What to work on: Scan the lines below for the string "ylabel" and copy every one that has it.

Available records:
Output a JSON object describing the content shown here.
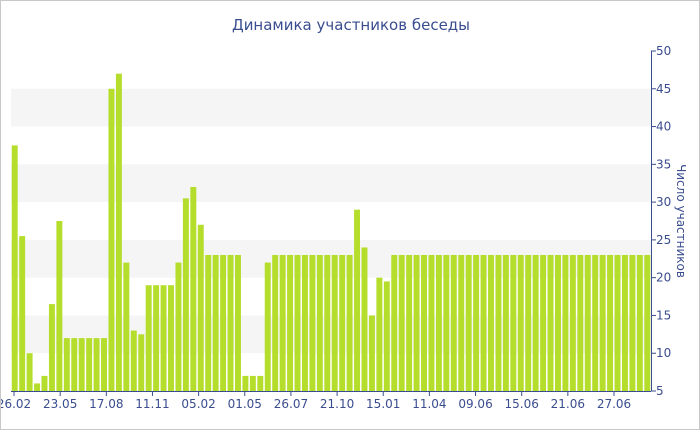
{
  "chart_data": {
    "type": "bar",
    "title": "Динамика участников беседы",
    "xlabel": "",
    "ylabel": "Число участников",
    "ylim": [
      5,
      50
    ],
    "yticks": [
      5,
      10,
      15,
      20,
      25,
      30,
      35,
      40,
      45,
      50
    ],
    "y_axis_side": "right",
    "grid": "alternating horizontal bands",
    "x_tick_labels": [
      "26.02",
      "23.05",
      "17.08",
      "11.11",
      "05.02",
      "01.05",
      "26.07",
      "21.10",
      "15.01",
      "11.04",
      "09.06",
      "15.06",
      "21.06",
      "27.06"
    ],
    "values": [
      37.5,
      25.5,
      10,
      6,
      7,
      16.5,
      27.5,
      12,
      12,
      12,
      12,
      12,
      12,
      45,
      47,
      22,
      13,
      12.5,
      19,
      19,
      19,
      19,
      22,
      30.5,
      32,
      27,
      23,
      23,
      23,
      23,
      23,
      7,
      7,
      7,
      22,
      23,
      23,
      23,
      23,
      23,
      23,
      23,
      23,
      23,
      23,
      23,
      29,
      24,
      15,
      20,
      19.5,
      23,
      23,
      23,
      23,
      23,
      23,
      23,
      23,
      23,
      23,
      23,
      23,
      23,
      23,
      23,
      23,
      23,
      23,
      23,
      23,
      23,
      23,
      23,
      23,
      23,
      23,
      23,
      23,
      23,
      23,
      23,
      23,
      23,
      23,
      23
    ],
    "colors": {
      "bar": "#b5dd2c",
      "band": "#f5f5f5",
      "text": "#3a4d8f",
      "axis": "#3a4d8f"
    }
  }
}
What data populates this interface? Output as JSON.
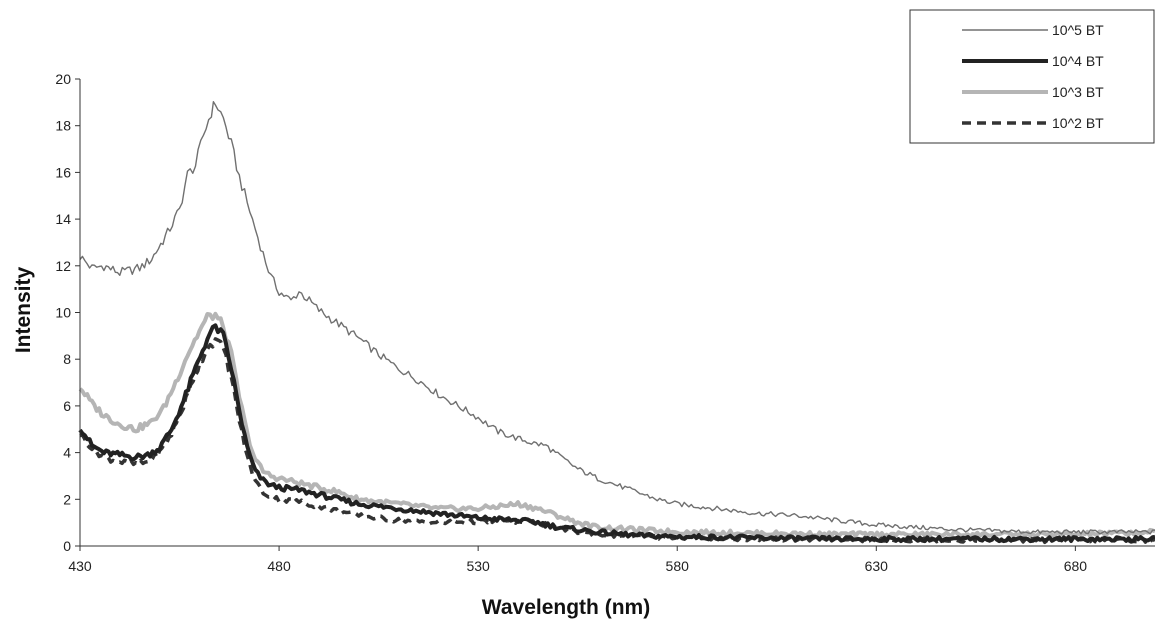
{
  "chart_data": {
    "type": "line",
    "title": "",
    "xlabel": "Wavelength (nm)",
    "ylabel": "Intensity",
    "xlim": [
      430,
      700
    ],
    "ylim": [
      0,
      20
    ],
    "x_ticks": [
      430,
      480,
      530,
      580,
      630,
      680
    ],
    "y_ticks": [
      0,
      2,
      4,
      6,
      8,
      10,
      12,
      14,
      16,
      18,
      20
    ],
    "grid": false,
    "legend_position": "top-right",
    "series": [
      {
        "name": "10^5 BT",
        "color": "#707070",
        "style": "thin-solid",
        "points": [
          [
            430,
            12.4
          ],
          [
            433,
            11.9
          ],
          [
            436,
            12.0
          ],
          [
            440,
            11.7
          ],
          [
            445,
            11.9
          ],
          [
            448,
            12.3
          ],
          [
            452,
            13.4
          ],
          [
            455,
            14.4
          ],
          [
            457,
            15.9
          ],
          [
            459,
            16.3
          ],
          [
            461,
            17.6
          ],
          [
            463,
            18.6
          ],
          [
            464,
            19.0
          ],
          [
            466,
            18.3
          ],
          [
            468,
            17.2
          ],
          [
            470,
            15.8
          ],
          [
            472,
            14.7
          ],
          [
            474,
            13.6
          ],
          [
            476,
            12.5
          ],
          [
            478,
            11.5
          ],
          [
            480,
            10.9
          ],
          [
            483,
            10.5
          ],
          [
            485,
            10.9
          ],
          [
            487,
            10.6
          ],
          [
            490,
            10.1
          ],
          [
            495,
            9.5
          ],
          [
            500,
            8.9
          ],
          [
            505,
            8.2
          ],
          [
            510,
            7.6
          ],
          [
            515,
            7.1
          ],
          [
            520,
            6.5
          ],
          [
            525,
            6.0
          ],
          [
            530,
            5.5
          ],
          [
            535,
            4.9
          ],
          [
            540,
            4.6
          ],
          [
            544,
            4.4
          ],
          [
            547,
            4.3
          ],
          [
            550,
            3.9
          ],
          [
            555,
            3.3
          ],
          [
            560,
            2.9
          ],
          [
            565,
            2.6
          ],
          [
            570,
            2.3
          ],
          [
            575,
            2.0
          ],
          [
            580,
            1.8
          ],
          [
            590,
            1.6
          ],
          [
            600,
            1.4
          ],
          [
            610,
            1.3
          ],
          [
            620,
            1.1
          ],
          [
            630,
            0.9
          ],
          [
            640,
            0.8
          ],
          [
            650,
            0.7
          ],
          [
            670,
            0.6
          ],
          [
            700,
            0.6
          ]
        ]
      },
      {
        "name": "10^4 BT",
        "color": "#222222",
        "style": "thick-solid",
        "points": [
          [
            430,
            5.1
          ],
          [
            433,
            4.3
          ],
          [
            436,
            4.0
          ],
          [
            440,
            3.9
          ],
          [
            444,
            3.8
          ],
          [
            447,
            3.9
          ],
          [
            450,
            4.2
          ],
          [
            453,
            5.0
          ],
          [
            456,
            6.2
          ],
          [
            459,
            7.6
          ],
          [
            462,
            8.9
          ],
          [
            464,
            9.4
          ],
          [
            466,
            9.0
          ],
          [
            468,
            7.6
          ],
          [
            470,
            5.8
          ],
          [
            472,
            4.2
          ],
          [
            474,
            3.2
          ],
          [
            476,
            2.8
          ],
          [
            478,
            2.6
          ],
          [
            480,
            2.5
          ],
          [
            485,
            2.4
          ],
          [
            490,
            2.2
          ],
          [
            495,
            2.0
          ],
          [
            500,
            1.8
          ],
          [
            505,
            1.7
          ],
          [
            510,
            1.6
          ],
          [
            515,
            1.5
          ],
          [
            520,
            1.4
          ],
          [
            530,
            1.2
          ],
          [
            540,
            1.1
          ],
          [
            545,
            1.0
          ],
          [
            550,
            0.8
          ],
          [
            555,
            0.7
          ],
          [
            560,
            0.6
          ],
          [
            570,
            0.45
          ],
          [
            580,
            0.4
          ],
          [
            600,
            0.35
          ],
          [
            620,
            0.3
          ],
          [
            650,
            0.3
          ],
          [
            700,
            0.3
          ]
        ]
      },
      {
        "name": "10^3 BT",
        "color": "#b5b5b5",
        "style": "thick-solid",
        "points": [
          [
            430,
            6.8
          ],
          [
            433,
            6.1
          ],
          [
            436,
            5.6
          ],
          [
            440,
            5.2
          ],
          [
            444,
            5.0
          ],
          [
            448,
            5.3
          ],
          [
            451,
            5.9
          ],
          [
            454,
            7.0
          ],
          [
            457,
            8.2
          ],
          [
            460,
            9.2
          ],
          [
            462,
            9.8
          ],
          [
            464,
            9.9
          ],
          [
            466,
            9.4
          ],
          [
            468,
            8.2
          ],
          [
            470,
            6.4
          ],
          [
            472,
            4.8
          ],
          [
            474,
            3.7
          ],
          [
            476,
            3.2
          ],
          [
            478,
            3.0
          ],
          [
            480,
            2.9
          ],
          [
            485,
            2.7
          ],
          [
            490,
            2.5
          ],
          [
            495,
            2.3
          ],
          [
            500,
            2.0
          ],
          [
            505,
            1.9
          ],
          [
            510,
            1.8
          ],
          [
            515,
            1.7
          ],
          [
            520,
            1.6
          ],
          [
            525,
            1.6
          ],
          [
            530,
            1.6
          ],
          [
            535,
            1.7
          ],
          [
            540,
            1.8
          ],
          [
            545,
            1.6
          ],
          [
            550,
            1.3
          ],
          [
            555,
            1.0
          ],
          [
            560,
            0.8
          ],
          [
            570,
            0.7
          ],
          [
            580,
            0.6
          ],
          [
            600,
            0.55
          ],
          [
            620,
            0.5
          ],
          [
            650,
            0.5
          ],
          [
            680,
            0.5
          ],
          [
            700,
            0.6
          ]
        ]
      },
      {
        "name": "10^2 BT",
        "color": "#333333",
        "style": "dashed",
        "points": [
          [
            430,
            4.8
          ],
          [
            433,
            4.2
          ],
          [
            436,
            3.8
          ],
          [
            440,
            3.6
          ],
          [
            444,
            3.5
          ],
          [
            447,
            3.6
          ],
          [
            450,
            4.0
          ],
          [
            453,
            4.8
          ],
          [
            456,
            6.0
          ],
          [
            459,
            7.4
          ],
          [
            462,
            8.5
          ],
          [
            464,
            8.8
          ],
          [
            466,
            8.5
          ],
          [
            468,
            7.2
          ],
          [
            470,
            5.4
          ],
          [
            472,
            3.8
          ],
          [
            474,
            2.8
          ],
          [
            476,
            2.3
          ],
          [
            478,
            2.1
          ],
          [
            480,
            2.0
          ],
          [
            485,
            1.9
          ],
          [
            490,
            1.7
          ],
          [
            495,
            1.5
          ],
          [
            500,
            1.3
          ],
          [
            505,
            1.2
          ],
          [
            510,
            1.1
          ],
          [
            520,
            1.0
          ],
          [
            530,
            1.05
          ],
          [
            540,
            1.05
          ],
          [
            545,
            1.0
          ],
          [
            550,
            0.8
          ],
          [
            555,
            0.6
          ],
          [
            560,
            0.5
          ],
          [
            570,
            0.4
          ],
          [
            580,
            0.35
          ],
          [
            600,
            0.3
          ],
          [
            650,
            0.25
          ],
          [
            700,
            0.25
          ]
        ]
      }
    ]
  }
}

Written solution:
    "ylabel": "Число участников",
    "ylabel": "Intensity",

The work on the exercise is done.